Request: Return each entry exactly, omitting nothing.

-- begin --

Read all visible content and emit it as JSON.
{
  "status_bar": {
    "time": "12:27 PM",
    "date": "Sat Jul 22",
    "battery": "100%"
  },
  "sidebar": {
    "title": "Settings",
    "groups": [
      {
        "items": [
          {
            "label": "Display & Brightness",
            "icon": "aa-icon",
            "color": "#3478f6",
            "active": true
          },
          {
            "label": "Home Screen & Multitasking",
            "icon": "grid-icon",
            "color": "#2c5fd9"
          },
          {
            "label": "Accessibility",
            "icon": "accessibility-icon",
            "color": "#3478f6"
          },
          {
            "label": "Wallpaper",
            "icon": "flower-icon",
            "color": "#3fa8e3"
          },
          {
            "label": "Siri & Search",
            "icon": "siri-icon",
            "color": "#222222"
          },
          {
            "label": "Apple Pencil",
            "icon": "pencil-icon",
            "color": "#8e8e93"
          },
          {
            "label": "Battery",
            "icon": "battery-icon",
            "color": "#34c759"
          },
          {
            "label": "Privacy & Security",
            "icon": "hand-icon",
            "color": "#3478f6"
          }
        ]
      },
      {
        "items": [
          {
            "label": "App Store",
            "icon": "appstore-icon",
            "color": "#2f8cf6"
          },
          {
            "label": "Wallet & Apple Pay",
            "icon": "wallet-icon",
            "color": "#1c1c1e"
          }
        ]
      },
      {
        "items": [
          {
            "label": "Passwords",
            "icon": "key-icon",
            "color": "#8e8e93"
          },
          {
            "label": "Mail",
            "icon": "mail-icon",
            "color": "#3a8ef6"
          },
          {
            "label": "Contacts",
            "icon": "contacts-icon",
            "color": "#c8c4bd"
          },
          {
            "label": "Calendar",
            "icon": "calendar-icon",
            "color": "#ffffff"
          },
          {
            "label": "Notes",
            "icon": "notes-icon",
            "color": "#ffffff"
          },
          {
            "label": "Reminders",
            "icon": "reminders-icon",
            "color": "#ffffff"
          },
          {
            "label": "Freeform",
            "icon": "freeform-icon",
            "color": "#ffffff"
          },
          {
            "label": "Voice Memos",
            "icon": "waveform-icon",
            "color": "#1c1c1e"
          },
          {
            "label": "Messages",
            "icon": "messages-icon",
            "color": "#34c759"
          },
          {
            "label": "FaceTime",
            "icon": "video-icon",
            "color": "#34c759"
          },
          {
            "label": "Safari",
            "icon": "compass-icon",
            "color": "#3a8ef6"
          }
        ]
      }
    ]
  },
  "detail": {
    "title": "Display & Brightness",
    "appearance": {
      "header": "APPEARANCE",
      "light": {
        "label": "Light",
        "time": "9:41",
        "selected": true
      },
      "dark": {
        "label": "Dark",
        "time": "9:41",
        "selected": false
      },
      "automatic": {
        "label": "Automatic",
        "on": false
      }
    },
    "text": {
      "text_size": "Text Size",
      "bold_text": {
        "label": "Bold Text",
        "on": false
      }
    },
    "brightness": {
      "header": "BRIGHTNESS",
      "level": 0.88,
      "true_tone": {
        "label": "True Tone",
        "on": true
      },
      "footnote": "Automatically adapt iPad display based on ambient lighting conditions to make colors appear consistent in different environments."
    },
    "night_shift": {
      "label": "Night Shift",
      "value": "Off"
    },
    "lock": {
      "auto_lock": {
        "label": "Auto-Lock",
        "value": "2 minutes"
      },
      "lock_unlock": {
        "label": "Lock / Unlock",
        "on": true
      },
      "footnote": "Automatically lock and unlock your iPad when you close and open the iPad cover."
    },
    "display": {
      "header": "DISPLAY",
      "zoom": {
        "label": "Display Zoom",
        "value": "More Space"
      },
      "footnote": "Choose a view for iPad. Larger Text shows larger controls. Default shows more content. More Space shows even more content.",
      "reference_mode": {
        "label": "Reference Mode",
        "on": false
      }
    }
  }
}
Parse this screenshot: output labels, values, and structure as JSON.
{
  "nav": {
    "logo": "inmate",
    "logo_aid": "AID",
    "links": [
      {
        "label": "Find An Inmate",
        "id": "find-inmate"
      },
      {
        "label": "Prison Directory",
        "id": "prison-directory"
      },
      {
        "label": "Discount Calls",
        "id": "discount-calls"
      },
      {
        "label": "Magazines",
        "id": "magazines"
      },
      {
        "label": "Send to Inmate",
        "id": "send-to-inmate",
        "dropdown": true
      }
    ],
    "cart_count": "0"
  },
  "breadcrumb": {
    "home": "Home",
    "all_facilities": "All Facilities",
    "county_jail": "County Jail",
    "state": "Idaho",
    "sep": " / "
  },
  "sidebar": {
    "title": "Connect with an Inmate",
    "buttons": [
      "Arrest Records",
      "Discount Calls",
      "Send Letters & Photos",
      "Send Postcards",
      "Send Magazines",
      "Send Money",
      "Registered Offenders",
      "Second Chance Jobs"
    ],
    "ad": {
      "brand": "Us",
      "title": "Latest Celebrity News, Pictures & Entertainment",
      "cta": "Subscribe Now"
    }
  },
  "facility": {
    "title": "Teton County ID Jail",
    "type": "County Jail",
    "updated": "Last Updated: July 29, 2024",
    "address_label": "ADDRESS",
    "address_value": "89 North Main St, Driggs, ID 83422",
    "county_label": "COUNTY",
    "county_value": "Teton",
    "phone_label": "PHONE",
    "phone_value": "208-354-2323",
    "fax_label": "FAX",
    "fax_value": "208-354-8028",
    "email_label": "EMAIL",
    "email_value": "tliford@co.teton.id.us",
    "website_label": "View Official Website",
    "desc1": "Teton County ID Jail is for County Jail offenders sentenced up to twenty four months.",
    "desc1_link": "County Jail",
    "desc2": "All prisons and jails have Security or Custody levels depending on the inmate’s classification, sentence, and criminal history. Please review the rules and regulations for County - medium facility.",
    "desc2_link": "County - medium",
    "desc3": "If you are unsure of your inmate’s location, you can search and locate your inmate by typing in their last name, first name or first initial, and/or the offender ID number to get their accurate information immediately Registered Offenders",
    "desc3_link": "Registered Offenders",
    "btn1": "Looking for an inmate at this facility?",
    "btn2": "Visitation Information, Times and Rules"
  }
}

-- end --

The answer:
Read all visible content and emit it as JSON.
{
  "status_bar": {
    "time": "12:27 PM",
    "date": "Sat Jul 22",
    "battery": "100%"
  },
  "sidebar": {
    "title": "Settings",
    "groups": [
      {
        "items": [
          {
            "label": "Display & Brightness",
            "icon": "aa-icon",
            "color": "#3478f6",
            "active": true
          },
          {
            "label": "Home Screen & Multitasking",
            "icon": "grid-icon",
            "color": "#2c5fd9"
          },
          {
            "label": "Accessibility",
            "icon": "accessibility-icon",
            "color": "#3478f6"
          },
          {
            "label": "Wallpaper",
            "icon": "flower-icon",
            "color": "#3fa8e3"
          },
          {
            "label": "Siri & Search",
            "icon": "siri-icon",
            "color": "#222222"
          },
          {
            "label": "Apple Pencil",
            "icon": "pencil-icon",
            "color": "#8e8e93"
          },
          {
            "label": "Battery",
            "icon": "battery-icon",
            "color": "#34c759"
          },
          {
            "label": "Privacy & Security",
            "icon": "hand-icon",
            "color": "#3478f6"
          }
        ]
      },
      {
        "items": [
          {
            "label": "App Store",
            "icon": "appstore-icon",
            "color": "#2f8cf6"
          },
          {
            "label": "Wallet & Apple Pay",
            "icon": "wallet-icon",
            "color": "#1c1c1e"
          }
        ]
      },
      {
        "items": [
          {
            "label": "Passwords",
            "icon": "key-icon",
            "color": "#8e8e93"
          },
          {
            "label": "Mail",
            "icon": "mail-icon",
            "color": "#3a8ef6"
          },
          {
            "label": "Contacts",
            "icon": "contacts-icon",
            "color": "#c8c4bd"
          },
          {
            "label": "Calendar",
            "icon": "calendar-icon",
            "color": "#ffffff"
          },
          {
            "label": "Notes",
            "icon": "notes-icon",
            "color": "#ffffff"
          },
          {
            "label": "Reminders",
            "icon": "reminders-icon",
            "color": "#ffffff"
          },
          {
            "label": "Freeform",
            "icon": "freeform-icon",
            "color": "#ffffff"
          },
          {
            "label": "Voice Memos",
            "icon": "waveform-icon",
            "color": "#1c1c1e"
          },
          {
            "label": "Messages",
            "icon": "messages-icon",
            "color": "#34c759"
          },
          {
            "label": "FaceTime",
            "icon": "video-icon",
            "color": "#34c759"
          },
          {
            "label": "Safari",
            "icon": "compass-icon",
            "color": "#3a8ef6"
          }
        ]
      }
    ]
  },
  "detail": {
    "title": "Display & Brightness",
    "appearance": {
      "header": "APPEARANCE",
      "light": {
        "label": "Light",
        "time": "9:41",
        "selected": true
      },
      "dark": {
        "label": "Dark",
        "time": "9:41",
        "selected": false
      },
      "automatic": {
        "label": "Automatic",
        "on": false
      }
    },
    "text": {
      "text_size": "Text Size",
      "bold_text": {
        "label": "Bold Text",
        "on": false
      }
    },
    "brightness": {
      "header": "BRIGHTNESS",
      "level": 0.88,
      "true_tone": {
        "label": "True Tone",
        "on": true
      },
      "footnote": "Automatically adapt iPad display based on ambient lighting conditions to make colors appear consistent in different environments."
    },
    "night_shift": {
      "label": "Night Shift",
      "value": "Off"
    },
    "lock": {
      "auto_lock": {
        "label": "Auto-Lock",
        "value": "2 minutes"
      },
      "lock_unlock": {
        "label": "Lock / Unlock",
        "on": true
      },
      "footnote": "Automatically lock and unlock your iPad when you close and open the iPad cover."
    },
    "display": {
      "header": "DISPLAY",
      "zoom": {
        "label": "Display Zoom",
        "value": "More Space"
      },
      "footnote": "Choose a view for iPad. Larger Text shows larger controls. Default shows more content. More Space shows even more content.",
      "reference_mode": {
        "label": "Reference Mode",
        "on": false
      }
    }
  }
}
Parse this screenshot: output labels, values, and structure as JSON.
{
  "nav": {
    "logo": "inmate",
    "logo_aid": "AID",
    "links": [
      {
        "label": "Find An Inmate",
        "id": "find-inmate"
      },
      {
        "label": "Prison Directory",
        "id": "prison-directory"
      },
      {
        "label": "Discount Calls",
        "id": "discount-calls"
      },
      {
        "label": "Magazines",
        "id": "magazines"
      },
      {
        "label": "Send to Inmate",
        "id": "send-to-inmate",
        "dropdown": true
      }
    ],
    "cart_count": "0"
  },
  "breadcrumb": {
    "home": "Home",
    "all_facilities": "All Facilities",
    "county_jail": "County Jail",
    "state": "Idaho",
    "sep": " / "
  },
  "sidebar": {
    "title": "Connect with an Inmate",
    "buttons": [
      "Arrest Records",
      "Discount Calls",
      "Send Letters & Photos",
      "Send Postcards",
      "Send Magazines",
      "Send Money",
      "Registered Offenders",
      "Second Chance Jobs"
    ],
    "ad": {
      "brand": "Us",
      "title": "Latest Celebrity News, Pictures & Entertainment",
      "cta": "Subscribe Now"
    }
  },
  "facility": {
    "title": "Teton County ID Jail",
    "type": "County Jail",
    "updated": "Last Updated: July 29, 2024",
    "address_label": "ADDRESS",
    "address_value": "89 North Main St, Driggs, ID 83422",
    "county_label": "COUNTY",
    "county_value": "Teton",
    "phone_label": "PHONE",
    "phone_value": "208-354-2323",
    "fax_label": "FAX",
    "fax_value": "208-354-8028",
    "email_label": "EMAIL",
    "email_value": "tliford@co.teton.id.us",
    "website_label": "View Official Website",
    "desc1": "Teton County ID Jail is for County Jail offenders sentenced up to twenty four months.",
    "desc1_link": "County Jail",
    "desc2": "All prisons and jails have Security or Custody levels depending on the inmate’s classification, sentence, and criminal history. Please review the rules and regulations for County - medium facility.",
    "desc2_link": "County - medium",
    "desc3": "If you are unsure of your inmate’s location, you can search and locate your inmate by typing in their last name, first name or first initial, and/or the offender ID number to get their accurate information immediately Registered Offenders",
    "desc3_link": "Registered Offenders",
    "btn1": "Looking for an inmate at this facility?",
    "btn2": "Visitation Information, Times and Rules"
  }
}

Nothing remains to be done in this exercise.